── RECORDS PROVIDED ──

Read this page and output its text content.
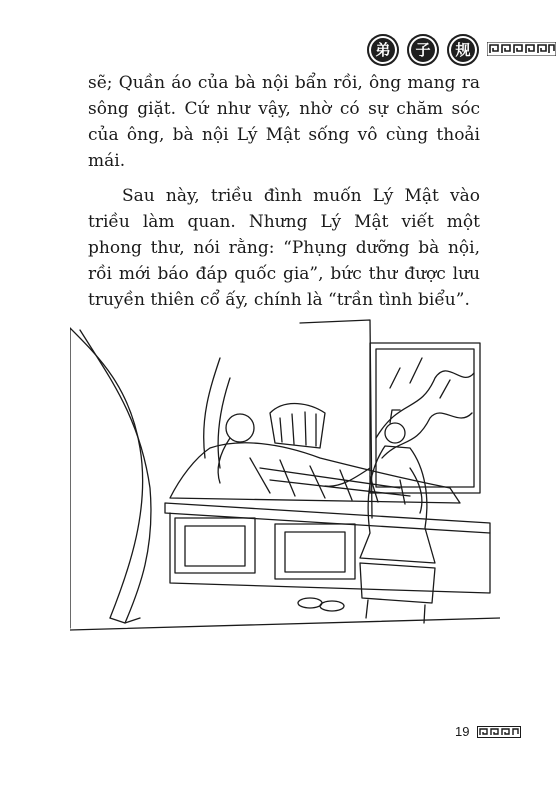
弟	子	规

sẽ; Quần áo của bà nội bẩn rồi, ông mang ra sông giặt. Cứ như vậy, nhờ có sự chăm sóc của ông, bà nội Lý Mật sống vô cùng thoải mái.

Sau này, triều đình muốn Lý Mật vào triều làm quan. Nhưng Lý Mật viết một phong thư, nói rằng: “Phụng dưỡng bà nội, rồi mới báo đáp quốc gia”, bức thư được lưu truyền thiên cổ ấy, chính là “trần tình biểu”.

19
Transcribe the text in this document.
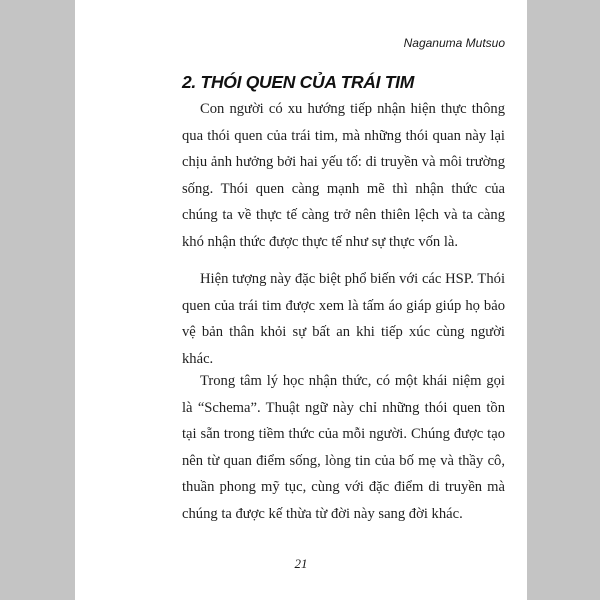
Naganuma Mutsuo

2. THÓI QUEN CỦA TRÁI TIM

Con người có xu hướng tiếp nhận hiện thực thông qua thói quen của trái tim, mà những thói quan này lại chịu ảnh hưởng bởi hai yếu tố: di truyền và môi trường sống. Thói quen càng mạnh mẽ thì nhận thức của chúng ta về thực tế càng trở nên thiên lệch và ta càng khó nhận thức được thực tế như sự thực vốn là.

Hiện tượng này đặc biệt phổ biến với các HSP. Thói quen của trái tim được xem là tấm áo giáp giúp họ bảo vệ bản thân khỏi sự bất an khi tiếp xúc cùng người khác.

Trong tâm lý học nhận thức, có một khái niệm gọi là “Schema”. Thuật ngữ này chỉ những thói quen tồn tại sẵn trong tiềm thức của mỗi người. Chúng được tạo nên từ quan điểm sống, lòng tin của bố mẹ và thầy cô, thuần phong mỹ tục, cùng với đặc điểm di truyền mà chúng ta được kế thừa từ đời này sang đời khác.

21
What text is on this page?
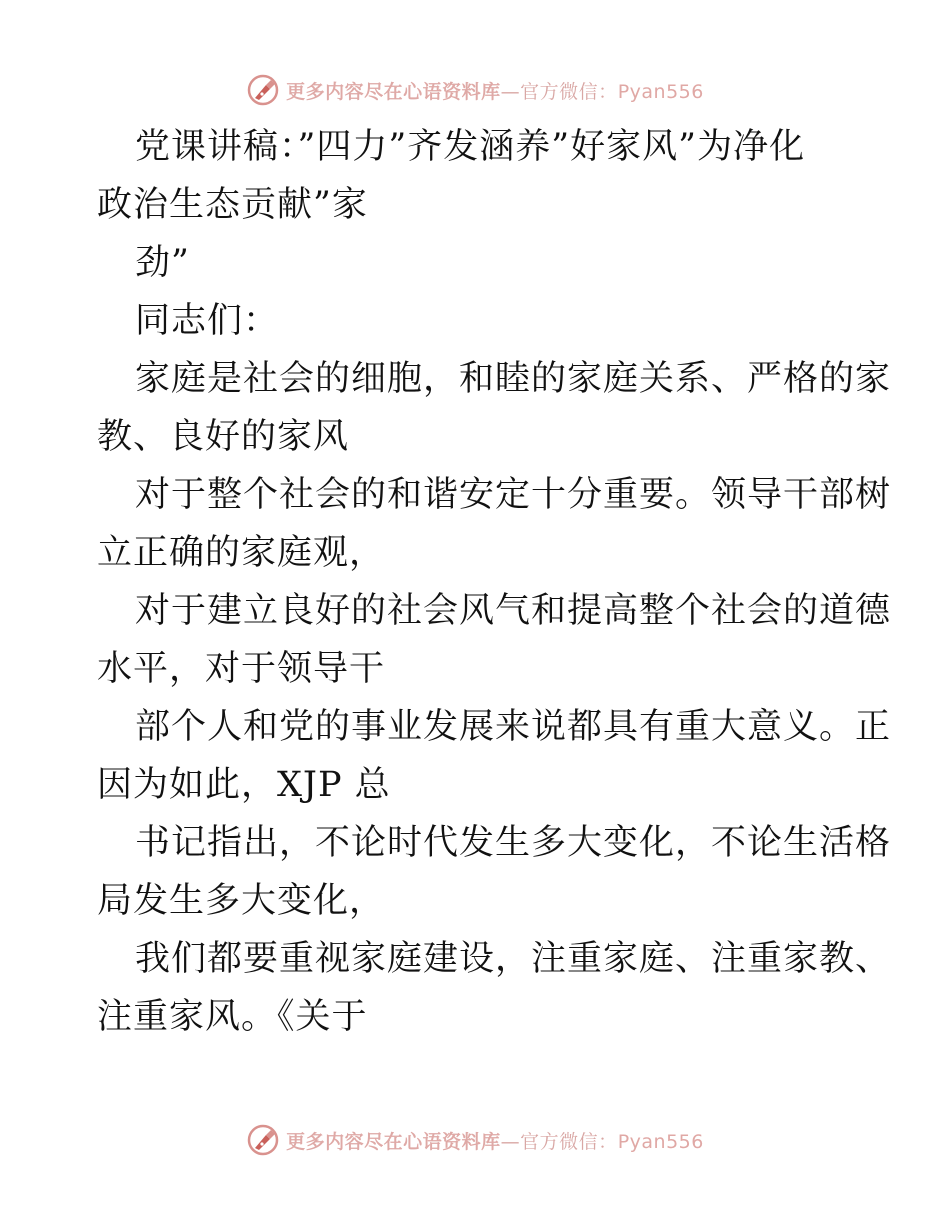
更多内容尽在心语资料库—官方微信：Pyan556
党课讲稿：”四力”齐发涵养”好家风”为净化
政治生态贡献”家
劲”
同志们：
家庭是社会的细胞，和睦的家庭关系、严格的家
教、良好的家风
对于整个社会的和谐安定十分重要。领导干部树
立正确的家庭观，
对于建立良好的社会风气和提高整个社会的道德
水平，对于领导干
部个人和党的事业发展来说都具有重大意义。正
因为如此，XJP 总
书记指出，不论时代发生多大变化，不论生活格
局发生多大变化，
我们都要重视家庭建设，注重家庭、注重家教、
注重家风。《关于
更多内容尽在心语资料库—官方微信：Pyan556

───

OBJECTIVE: Go through the records above and copy every line with the word "text".

WRITTEN RESPONSE:
Read this page and output its text content.
Transcribe the text in this document.
What text is on this page?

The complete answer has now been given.